[Figure content listings]
********************

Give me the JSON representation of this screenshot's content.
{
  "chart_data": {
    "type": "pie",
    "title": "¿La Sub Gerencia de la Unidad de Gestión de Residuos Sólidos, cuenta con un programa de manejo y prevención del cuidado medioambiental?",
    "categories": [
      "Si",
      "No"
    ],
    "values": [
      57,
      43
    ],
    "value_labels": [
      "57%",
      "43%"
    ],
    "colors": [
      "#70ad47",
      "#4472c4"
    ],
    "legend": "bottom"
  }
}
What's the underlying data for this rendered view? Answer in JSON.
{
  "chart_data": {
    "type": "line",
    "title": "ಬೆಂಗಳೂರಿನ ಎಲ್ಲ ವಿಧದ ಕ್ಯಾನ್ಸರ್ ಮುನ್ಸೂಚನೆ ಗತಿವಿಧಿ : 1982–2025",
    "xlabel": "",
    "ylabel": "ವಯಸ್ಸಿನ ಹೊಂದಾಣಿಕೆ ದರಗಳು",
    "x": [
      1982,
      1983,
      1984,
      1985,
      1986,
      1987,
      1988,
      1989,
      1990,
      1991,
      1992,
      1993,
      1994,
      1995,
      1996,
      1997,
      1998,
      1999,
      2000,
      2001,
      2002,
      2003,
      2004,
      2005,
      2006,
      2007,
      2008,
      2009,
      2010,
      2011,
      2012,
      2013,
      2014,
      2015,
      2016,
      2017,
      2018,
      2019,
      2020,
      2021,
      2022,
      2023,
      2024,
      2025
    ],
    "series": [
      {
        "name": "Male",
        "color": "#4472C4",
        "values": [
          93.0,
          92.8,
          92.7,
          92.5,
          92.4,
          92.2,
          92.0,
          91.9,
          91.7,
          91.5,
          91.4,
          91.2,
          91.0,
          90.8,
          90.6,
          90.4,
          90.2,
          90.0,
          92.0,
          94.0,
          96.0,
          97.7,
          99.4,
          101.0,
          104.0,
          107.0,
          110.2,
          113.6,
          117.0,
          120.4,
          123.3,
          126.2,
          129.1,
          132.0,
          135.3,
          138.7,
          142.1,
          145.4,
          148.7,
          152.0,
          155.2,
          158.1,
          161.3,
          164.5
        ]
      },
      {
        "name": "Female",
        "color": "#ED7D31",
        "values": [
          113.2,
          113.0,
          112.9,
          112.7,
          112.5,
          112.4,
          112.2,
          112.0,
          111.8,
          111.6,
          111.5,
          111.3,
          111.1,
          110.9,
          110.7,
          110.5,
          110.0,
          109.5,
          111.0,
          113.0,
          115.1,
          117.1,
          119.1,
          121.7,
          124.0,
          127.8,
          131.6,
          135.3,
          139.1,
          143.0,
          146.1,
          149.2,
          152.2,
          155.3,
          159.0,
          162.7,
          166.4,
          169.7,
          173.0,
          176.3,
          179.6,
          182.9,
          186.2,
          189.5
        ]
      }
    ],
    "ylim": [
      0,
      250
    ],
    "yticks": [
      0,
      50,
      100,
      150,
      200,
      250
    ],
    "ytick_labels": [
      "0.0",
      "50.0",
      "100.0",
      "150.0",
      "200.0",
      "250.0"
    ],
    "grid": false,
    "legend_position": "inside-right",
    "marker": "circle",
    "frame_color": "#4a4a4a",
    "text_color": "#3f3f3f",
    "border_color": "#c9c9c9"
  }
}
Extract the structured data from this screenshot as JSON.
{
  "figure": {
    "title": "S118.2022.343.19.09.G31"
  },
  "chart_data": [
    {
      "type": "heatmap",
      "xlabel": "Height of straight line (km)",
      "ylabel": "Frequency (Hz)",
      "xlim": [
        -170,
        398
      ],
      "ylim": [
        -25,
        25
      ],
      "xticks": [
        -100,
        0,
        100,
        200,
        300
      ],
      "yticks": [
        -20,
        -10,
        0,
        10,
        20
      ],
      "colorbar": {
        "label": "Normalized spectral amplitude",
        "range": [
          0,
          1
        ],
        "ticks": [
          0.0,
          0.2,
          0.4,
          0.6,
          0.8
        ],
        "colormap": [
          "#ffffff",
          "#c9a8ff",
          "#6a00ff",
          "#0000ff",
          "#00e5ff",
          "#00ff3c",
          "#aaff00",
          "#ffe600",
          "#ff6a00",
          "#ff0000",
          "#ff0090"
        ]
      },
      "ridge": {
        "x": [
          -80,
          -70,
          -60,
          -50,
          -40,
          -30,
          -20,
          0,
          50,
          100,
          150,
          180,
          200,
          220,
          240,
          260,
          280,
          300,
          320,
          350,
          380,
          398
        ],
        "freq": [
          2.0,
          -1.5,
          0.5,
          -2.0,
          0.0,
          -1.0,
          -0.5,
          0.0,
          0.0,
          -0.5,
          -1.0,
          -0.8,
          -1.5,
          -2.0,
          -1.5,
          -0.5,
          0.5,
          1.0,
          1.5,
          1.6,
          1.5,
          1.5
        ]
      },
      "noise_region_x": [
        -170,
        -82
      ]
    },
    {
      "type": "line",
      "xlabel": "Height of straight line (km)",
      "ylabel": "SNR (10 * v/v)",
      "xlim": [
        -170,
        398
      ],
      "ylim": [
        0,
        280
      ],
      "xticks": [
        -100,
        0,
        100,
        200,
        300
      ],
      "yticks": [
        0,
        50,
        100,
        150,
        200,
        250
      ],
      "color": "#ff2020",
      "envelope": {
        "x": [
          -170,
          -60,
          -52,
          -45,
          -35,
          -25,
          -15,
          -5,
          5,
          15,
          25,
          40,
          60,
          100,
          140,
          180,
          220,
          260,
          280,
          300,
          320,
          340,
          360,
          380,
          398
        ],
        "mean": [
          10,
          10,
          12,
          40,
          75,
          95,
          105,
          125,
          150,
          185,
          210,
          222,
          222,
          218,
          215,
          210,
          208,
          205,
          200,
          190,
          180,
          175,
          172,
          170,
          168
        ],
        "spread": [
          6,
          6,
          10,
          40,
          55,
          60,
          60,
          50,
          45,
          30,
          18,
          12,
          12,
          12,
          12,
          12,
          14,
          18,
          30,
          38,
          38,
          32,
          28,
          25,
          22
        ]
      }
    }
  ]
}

********************

From the preceding material, extract every line exactly.

Give me the JSON representation of this screenshot's content.
{
  "chart_data": {
    "type": "pie",
    "title": "¿La Sub Gerencia de la Unidad de Gestión de Residuos Sólidos, cuenta con un programa de manejo y prevención del cuidado medioambiental?",
    "categories": [
      "Si",
      "No"
    ],
    "values": [
      57,
      43
    ],
    "value_labels": [
      "57%",
      "43%"
    ],
    "colors": [
      "#70ad47",
      "#4472c4"
    ],
    "legend": "bottom"
  }
}
What's the underlying data for this rendered view? Answer in JSON.
{
  "chart_data": {
    "type": "line",
    "title": "ಬೆಂಗಳೂರಿನ ಎಲ್ಲ ವಿಧದ ಕ್ಯಾನ್ಸರ್ ಮುನ್ಸೂಚನೆ ಗತಿವಿಧಿ : 1982–2025",
    "xlabel": "",
    "ylabel": "ವಯಸ್ಸಿನ ಹೊಂದಾಣಿಕೆ ದರಗಳು",
    "x": [
      1982,
      1983,
      1984,
      1985,
      1986,
      1987,
      1988,
      1989,
      1990,
      1991,
      1992,
      1993,
      1994,
      1995,
      1996,
      1997,
      1998,
      1999,
      2000,
      2001,
      2002,
      2003,
      2004,
      2005,
      2006,
      2007,
      2008,
      2009,
      2010,
      2011,
      2012,
      2013,
      2014,
      2015,
      2016,
      2017,
      2018,
      2019,
      2020,
      2021,
      2022,
      2023,
      2024,
      2025
    ],
    "series": [
      {
        "name": "Male",
        "color": "#4472C4",
        "values": [
          93.0,
          92.8,
          92.7,
          92.5,
          92.4,
          92.2,
          92.0,
          91.9,
          91.7,
          91.5,
          91.4,
          91.2,
          91.0,
          90.8,
          90.6,
          90.4,
          90.2,
          90.0,
          92.0,
          94.0,
          96.0,
          97.7,
          99.4,
          101.0,
          104.0,
          107.0,
          110.2,
          113.6,
          117.0,
          120.4,
          123.3,
          126.2,
          129.1,
          132.0,
          135.3,
          138.7,
          142.1,
          145.4,
          148.7,
          152.0,
          155.2,
          158.1,
          161.3,
          164.5
        ]
      },
      {
        "name": "Female",
        "color": "#ED7D31",
        "values": [
          113.2,
          113.0,
          112.9,
          112.7,
          112.5,
          112.4,
          112.2,
          112.0,
          111.8,
          111.6,
          111.5,
          111.3,
          111.1,
          110.9,
          110.7,
          110.5,
          110.0,
          109.5,
          111.0,
          113.0,
          115.1,
          117.1,
          119.1,
          121.7,
          124.0,
          127.8,
          131.6,
          135.3,
          139.1,
          143.0,
          146.1,
          149.2,
          152.2,
          155.3,
          159.0,
          162.7,
          166.4,
          169.7,
          173.0,
          176.3,
          179.6,
          182.9,
          186.2,
          189.5
        ]
      }
    ],
    "ylim": [
      0,
      250
    ],
    "yticks": [
      0,
      50,
      100,
      150,
      200,
      250
    ],
    "ytick_labels": [
      "0.0",
      "50.0",
      "100.0",
      "150.0",
      "200.0",
      "250.0"
    ],
    "grid": false,
    "legend_position": "inside-right",
    "marker": "circle",
    "frame_color": "#4a4a4a",
    "text_color": "#3f3f3f",
    "border_color": "#c9c9c9"
  }
}
Extract the structured data from this screenshot as JSON.
{
  "figure": {
    "title": "S118.2022.343.19.09.G31"
  },
  "chart_data": [
    {
      "type": "heatmap",
      "xlabel": "Height of straight line (km)",
      "ylabel": "Frequency (Hz)",
      "xlim": [
        -170,
        398
      ],
      "ylim": [
        -25,
        25
      ],
      "xticks": [
        -100,
        0,
        100,
        200,
        300
      ],
      "yticks": [
        -20,
        -10,
        0,
        10,
        20
      ],
      "colorbar": {
        "label": "Normalized spectral amplitude",
        "range": [
          0,
          1
        ],
        "ticks": [
          0.0,
          0.2,
          0.4,
          0.6,
          0.8
        ],
        "colormap": [
          "#ffffff",
          "#c9a8ff",
          "#6a00ff",
          "#0000ff",
          "#00e5ff",
          "#00ff3c",
          "#aaff00",
          "#ffe600",
          "#ff6a00",
          "#ff0000",
          "#ff0090"
        ]
      },
      "ridge": {
        "x": [
          -80,
          -70,
          -60,
          -50,
          -40,
          -30,
          -20,
          0,
          50,
          100,
          150,
          180,
          200,
          220,
          240,
          260,
          280,
          300,
          320,
          350,
          380,
          398
        ],
        "freq": [
          2.0,
          -1.5,
          0.5,
          -2.0,
          0.0,
          -1.0,
          -0.5,
          0.0,
          0.0,
          -0.5,
          -1.0,
          -0.8,
          -1.5,
          -2.0,
          -1.5,
          -0.5,
          0.5,
          1.0,
          1.5,
          1.6,
          1.5,
          1.5
        ]
      },
      "noise_region_x": [
        -170,
        -82
      ]
    },
    {
      "type": "line",
      "xlabel": "Height of straight line (km)",
      "ylabel": "SNR (10 * v/v)",
      "xlim": [
        -170,
        398
      ],
      "ylim": [
        0,
        280
      ],
      "xticks": [
        -100,
        0,
        100,
        200,
        300
      ],
      "yticks": [
        0,
        50,
        100,
        150,
        200,
        250
      ],
      "color": "#ff2020",
      "envelope": {
        "x": [
          -170,
          -60,
          -52,
          -45,
          -35,
          -25,
          -15,
          -5,
          5,
          15,
          25,
          40,
          60,
          100,
          140,
          180,
          220,
          260,
          280,
          300,
          320,
          340,
          360,
          380,
          398
        ],
        "mean": [
          10,
          10,
          12,
          40,
          75,
          95,
          105,
          125,
          150,
          185,
          210,
          222,
          222,
          218,
          215,
          210,
          208,
          205,
          200,
          190,
          180,
          175,
          172,
          170,
          168
        ],
        "spread": [
          6,
          6,
          10,
          40,
          55,
          60,
          60,
          50,
          45,
          30,
          18,
          12,
          12,
          12,
          12,
          12,
          14,
          18,
          30,
          38,
          38,
          32,
          28,
          25,
          22
        ]
      }
    }
  ]
}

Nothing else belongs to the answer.